■ **TASK DATA**:
----
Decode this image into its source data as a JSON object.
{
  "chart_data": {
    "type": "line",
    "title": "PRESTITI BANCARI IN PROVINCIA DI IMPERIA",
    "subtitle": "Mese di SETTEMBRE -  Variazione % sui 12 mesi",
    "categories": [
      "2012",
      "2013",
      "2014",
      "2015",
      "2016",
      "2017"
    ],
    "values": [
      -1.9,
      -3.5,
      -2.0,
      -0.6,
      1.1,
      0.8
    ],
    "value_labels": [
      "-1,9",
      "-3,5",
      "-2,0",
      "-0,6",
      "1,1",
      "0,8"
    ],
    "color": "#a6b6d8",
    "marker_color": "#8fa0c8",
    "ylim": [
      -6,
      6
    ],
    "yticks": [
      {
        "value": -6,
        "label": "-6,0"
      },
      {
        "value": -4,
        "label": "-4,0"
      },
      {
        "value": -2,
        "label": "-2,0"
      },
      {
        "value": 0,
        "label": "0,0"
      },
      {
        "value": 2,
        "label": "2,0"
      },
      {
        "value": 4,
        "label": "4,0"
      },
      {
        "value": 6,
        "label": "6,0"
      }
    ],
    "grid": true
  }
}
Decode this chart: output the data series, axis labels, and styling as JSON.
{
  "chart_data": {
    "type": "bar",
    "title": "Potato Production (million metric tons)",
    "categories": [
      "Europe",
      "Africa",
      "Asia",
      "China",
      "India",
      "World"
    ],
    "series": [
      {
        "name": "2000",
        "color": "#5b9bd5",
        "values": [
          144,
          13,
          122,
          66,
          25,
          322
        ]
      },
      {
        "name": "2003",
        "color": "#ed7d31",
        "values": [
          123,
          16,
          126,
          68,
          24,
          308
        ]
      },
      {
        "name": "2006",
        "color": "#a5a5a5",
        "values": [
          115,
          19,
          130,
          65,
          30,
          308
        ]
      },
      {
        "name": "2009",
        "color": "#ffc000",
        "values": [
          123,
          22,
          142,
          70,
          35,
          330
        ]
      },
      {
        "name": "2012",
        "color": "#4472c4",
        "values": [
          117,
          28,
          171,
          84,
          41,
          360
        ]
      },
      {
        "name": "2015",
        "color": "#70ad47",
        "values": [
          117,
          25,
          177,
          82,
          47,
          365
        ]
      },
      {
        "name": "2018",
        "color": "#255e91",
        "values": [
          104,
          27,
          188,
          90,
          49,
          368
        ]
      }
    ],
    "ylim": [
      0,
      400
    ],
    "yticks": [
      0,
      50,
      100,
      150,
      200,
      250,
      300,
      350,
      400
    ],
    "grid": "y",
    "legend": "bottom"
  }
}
----
■ **OBJECTIVE**:
Write every record out again, unaltered.

■ **SOLUTION FOR THIS EXERCISE**:
Decode this image into its source data as a JSON object.
{
  "chart_data": {
    "type": "line",
    "title": "PRESTITI BANCARI IN PROVINCIA DI IMPERIA",
    "subtitle": "Mese di SETTEMBRE -  Variazione % sui 12 mesi",
    "categories": [
      "2012",
      "2013",
      "2014",
      "2015",
      "2016",
      "2017"
    ],
    "values": [
      -1.9,
      -3.5,
      -2.0,
      -0.6,
      1.1,
      0.8
    ],
    "value_labels": [
      "-1,9",
      "-3,5",
      "-2,0",
      "-0,6",
      "1,1",
      "0,8"
    ],
    "color": "#a6b6d8",
    "marker_color": "#8fa0c8",
    "ylim": [
      -6,
      6
    ],
    "yticks": [
      {
        "value": -6,
        "label": "-6,0"
      },
      {
        "value": -4,
        "label": "-4,0"
      },
      {
        "value": -2,
        "label": "-2,0"
      },
      {
        "value": 0,
        "label": "0,0"
      },
      {
        "value": 2,
        "label": "2,0"
      },
      {
        "value": 4,
        "label": "4,0"
      },
      {
        "value": 6,
        "label": "6,0"
      }
    ],
    "grid": true
  }
}
Decode this chart: output the data series, axis labels, and styling as JSON.
{
  "chart_data": {
    "type": "bar",
    "title": "Potato Production (million metric tons)",
    "categories": [
      "Europe",
      "Africa",
      "Asia",
      "China",
      "India",
      "World"
    ],
    "series": [
      {
        "name": "2000",
        "color": "#5b9bd5",
        "values": [
          144,
          13,
          122,
          66,
          25,
          322
        ]
      },
      {
        "name": "2003",
        "color": "#ed7d31",
        "values": [
          123,
          16,
          126,
          68,
          24,
          308
        ]
      },
      {
        "name": "2006",
        "color": "#a5a5a5",
        "values": [
          115,
          19,
          130,
          65,
          30,
          308
        ]
      },
      {
        "name": "2009",
        "color": "#ffc000",
        "values": [
          123,
          22,
          142,
          70,
          35,
          330
        ]
      },
      {
        "name": "2012",
        "color": "#4472c4",
        "values": [
          117,
          28,
          171,
          84,
          41,
          360
        ]
      },
      {
        "name": "2015",
        "color": "#70ad47",
        "values": [
          117,
          25,
          177,
          82,
          47,
          365
        ]
      },
      {
        "name": "2018",
        "color": "#255e91",
        "values": [
          104,
          27,
          188,
          90,
          49,
          368
        ]
      }
    ],
    "ylim": [
      0,
      400
    ],
    "yticks": [
      0,
      50,
      100,
      150,
      200,
      250,
      300,
      350,
      400
    ],
    "grid": "y",
    "legend": "bottom"
  }
}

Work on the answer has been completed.